■ Excerpted data ■
┌──

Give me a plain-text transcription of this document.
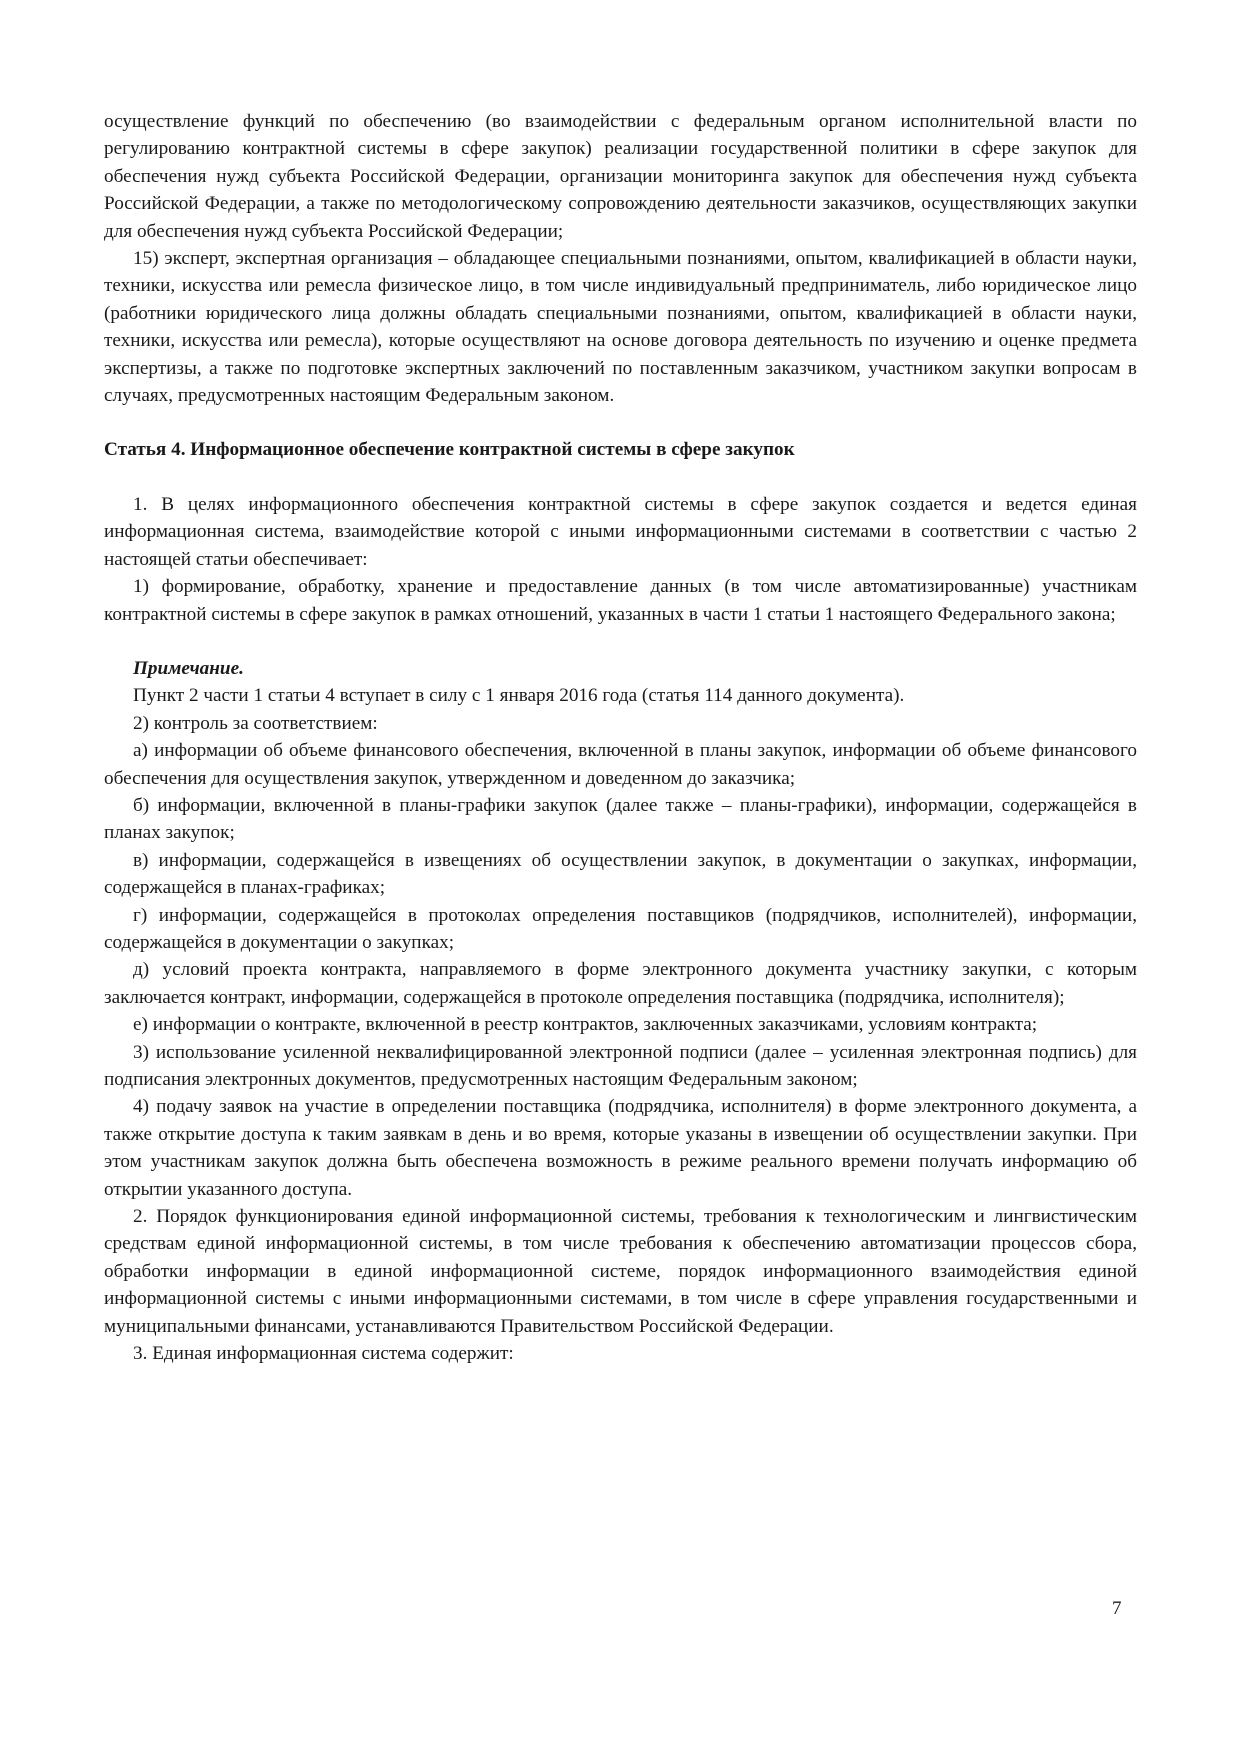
осуществление функций по обеспечению (во взаимодействии с федеральным органом исполнительной власти по регулированию контрактной системы в сфере закупок) реализации государственной политики в сфере закупок для обеспечения нужд субъекта Российской Федерации, организации мониторинга закупок для обеспечения нужд субъекта Российской Федерации, а также по методологическому сопровождению деятельности заказчиков, осуществляющих закупки для обеспечения нужд субъекта Российской Федерации;

15) эксперт, экспертная организация – обладающее специальными познаниями, опытом, квалификацией в области науки, техники, искусства или ремесла физическое лицо, в том числе индивидуальный предприниматель, либо юридическое лицо (работники юридического лица должны обладать специальными познаниями, опытом, квалификацией в области науки, техники, искусства или ремесла), которые осуществляют на основе договора деятельность по изучению и оценке предмета экспертизы, а также по подготовке экспертных заключений по поставленным заказчиком, участником закупки вопросам в случаях, предусмотренных настоящим Федеральным законом.

Статья 4. Информационное обеспечение контрактной системы в сфере закупок

1. В целях информационного обеспечения контрактной системы в сфере закупок создается и ведется единая информационная система, взаимодействие которой с иными информационными системами в соответствии с частью 2 настоящей статьи обеспечивает:

1) формирование, обработку, хранение и предоставление данных (в том числе автоматизированные) участникам контрактной системы в сфере закупок в рамках отношений, указанных в части 1 статьи 1 настоящего Федерального закона;

Примечание.

Пункт 2 части 1 статьи 4 вступает в силу с 1 января 2016 года (статья 114 данного документа).

2) контроль за соответствием:

а) информации об объеме финансового обеспечения, включенной в планы закупок, информации об объеме финансового обеспечения для осуществления закупок, утвержденном и доведенном до заказчика;

б) информации, включенной в планы-графики закупок (далее также – планы-графики), информации, содержащейся в планах закупок;

в) информации, содержащейся в извещениях об осуществлении закупок, в документации о закупках, информации, содержащейся в планах-графиках;

г) информации, содержащейся в протоколах определения поставщиков (подрядчиков, исполнителей), информации, содержащейся в документации о закупках;

д) условий проекта контракта, направляемого в форме электронного документа участнику закупки, с которым заключается контракт, информации, содержащейся в протоколе определения поставщика (подрядчика, исполнителя);

е) информации о контракте, включенной в реестр контрактов, заключенных заказчиками, условиям контракта;

3) использование усиленной неквалифицированной электронной подписи (далее – усиленная электронная подпись) для подписания электронных документов, предусмотренных настоящим Федеральным законом;

4) подачу заявок на участие в определении поставщика (подрядчика, исполнителя) в форме электронного документа, а также открытие доступа к таким заявкам в день и во время, которые указаны в извещении об осуществлении закупки. При этом участникам закупок должна быть обеспечена возможность в режиме реального времени получать информацию об открытии указанного доступа.

2. Порядок функционирования единой информационной системы, требования к технологическим и лингвистическим средствам единой информационной системы, в том числе требования к обеспечению автоматизации процессов сбора, обработки информации в единой информационной системе, порядок информационного взаимодействия единой информационной системы с иными информационными системами, в том числе в сфере управления государственными и муниципальными финансами, устанавливаются Правительством Российской Федерации.

3. Единая информационная система содержит:

7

└──

Copy every line from the entries that contains the word "исполнителя".

■ Exercise output ■
д) условий проекта контракта, направляемого в форме электронного документа участнику закупки, с которым заключается контракт, информации, содержащейся в протоколе определения поставщика (подрядчика, исполнителя);
4) подачу заявок на участие в определении поставщика (подрядчика, исполнителя) в форме электронного документа, а также открытие доступа к таким заявкам в день и во время, которые указаны в извещении об осуществлении закупки. При этом участникам закупок должна быть обеспечена возможность в режиме реального времени получать информацию об открытии указанного доступа.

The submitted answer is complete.